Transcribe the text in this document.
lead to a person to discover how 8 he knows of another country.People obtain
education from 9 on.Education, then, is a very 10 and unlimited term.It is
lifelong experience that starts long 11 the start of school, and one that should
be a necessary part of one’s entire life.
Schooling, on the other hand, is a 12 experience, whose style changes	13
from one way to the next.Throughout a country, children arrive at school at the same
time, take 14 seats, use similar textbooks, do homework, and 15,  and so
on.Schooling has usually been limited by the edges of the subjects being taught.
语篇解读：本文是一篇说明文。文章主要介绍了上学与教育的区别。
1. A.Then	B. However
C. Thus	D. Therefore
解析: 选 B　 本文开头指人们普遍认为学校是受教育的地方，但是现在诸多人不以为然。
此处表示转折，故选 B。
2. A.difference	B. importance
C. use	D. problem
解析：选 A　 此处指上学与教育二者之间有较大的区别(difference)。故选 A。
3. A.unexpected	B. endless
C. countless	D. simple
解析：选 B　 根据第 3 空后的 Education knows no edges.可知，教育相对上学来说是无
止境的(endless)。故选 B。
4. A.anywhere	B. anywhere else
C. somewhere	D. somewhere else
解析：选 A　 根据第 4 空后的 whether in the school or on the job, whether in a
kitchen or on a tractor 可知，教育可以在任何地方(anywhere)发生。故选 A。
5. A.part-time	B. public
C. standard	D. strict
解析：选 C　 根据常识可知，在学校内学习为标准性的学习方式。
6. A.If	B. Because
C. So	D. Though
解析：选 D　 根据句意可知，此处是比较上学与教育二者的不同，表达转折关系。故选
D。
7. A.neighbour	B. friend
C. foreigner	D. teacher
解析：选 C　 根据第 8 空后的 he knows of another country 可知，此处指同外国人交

* * *

• **WHAT IS ASKED**: Extract the full listing above without altering anything.

• **RESPONSE**:
Transcribe the text in this document.
lead to a person to discover how 8 he knows of another country.People obtain
education from 9 on.Education, then, is a very 10 and unlimited term.It is
lifelong experience that starts long 11 the start of school, and one that should
be a necessary part of one’s entire life.
Schooling, on the other hand, is a 12 experience, whose style changes	13
from one way to the next.Throughout a country, children arrive at school at the same
time, take 14 seats, use similar textbooks, do homework, and 15,  and so
on.Schooling has usually been limited by the edges of the subjects being taught.
语篇解读：本文是一篇说明文。文章主要介绍了上学与教育的区别。
1. A.Then	B. However
C. Thus	D. Therefore
解析: 选 B　 本文开头指人们普遍认为学校是受教育的地方，但是现在诸多人不以为然。
此处表示转折，故选 B。
2. A.difference	B. importance
C. use	D. problem
解析：选 A　 此处指上学与教育二者之间有较大的区别(difference)。故选 A。
3. A.unexpected	B. endless
C. countless	D. simple
解析：选 B　 根据第 3 空后的 Education knows no edges.可知，教育相对上学来说是无
止境的(endless)。故选 B。
4. A.anywhere	B. anywhere else
C. somewhere	D. somewhere else
解析：选 A　 根据第 4 空后的 whether in the school or on the job, whether in a
kitchen or on a tractor 可知，教育可以在任何地方(anywhere)发生。故选 A。
5. A.part-time	B. public
C. standard	D. strict
解析：选 C　 根据常识可知，在学校内学习为标准性的学习方式。
6. A.If	B. Because
C. So	D. Though
解析：选 D　 根据句意可知，此处是比较上学与教育二者的不同，表达转折关系。故选
D。
7. A.neighbour	B. friend
C. foreigner	D. teacher
解析：选 C　 根据第 8 空后的 he knows of another country 可知，此处指同外国人交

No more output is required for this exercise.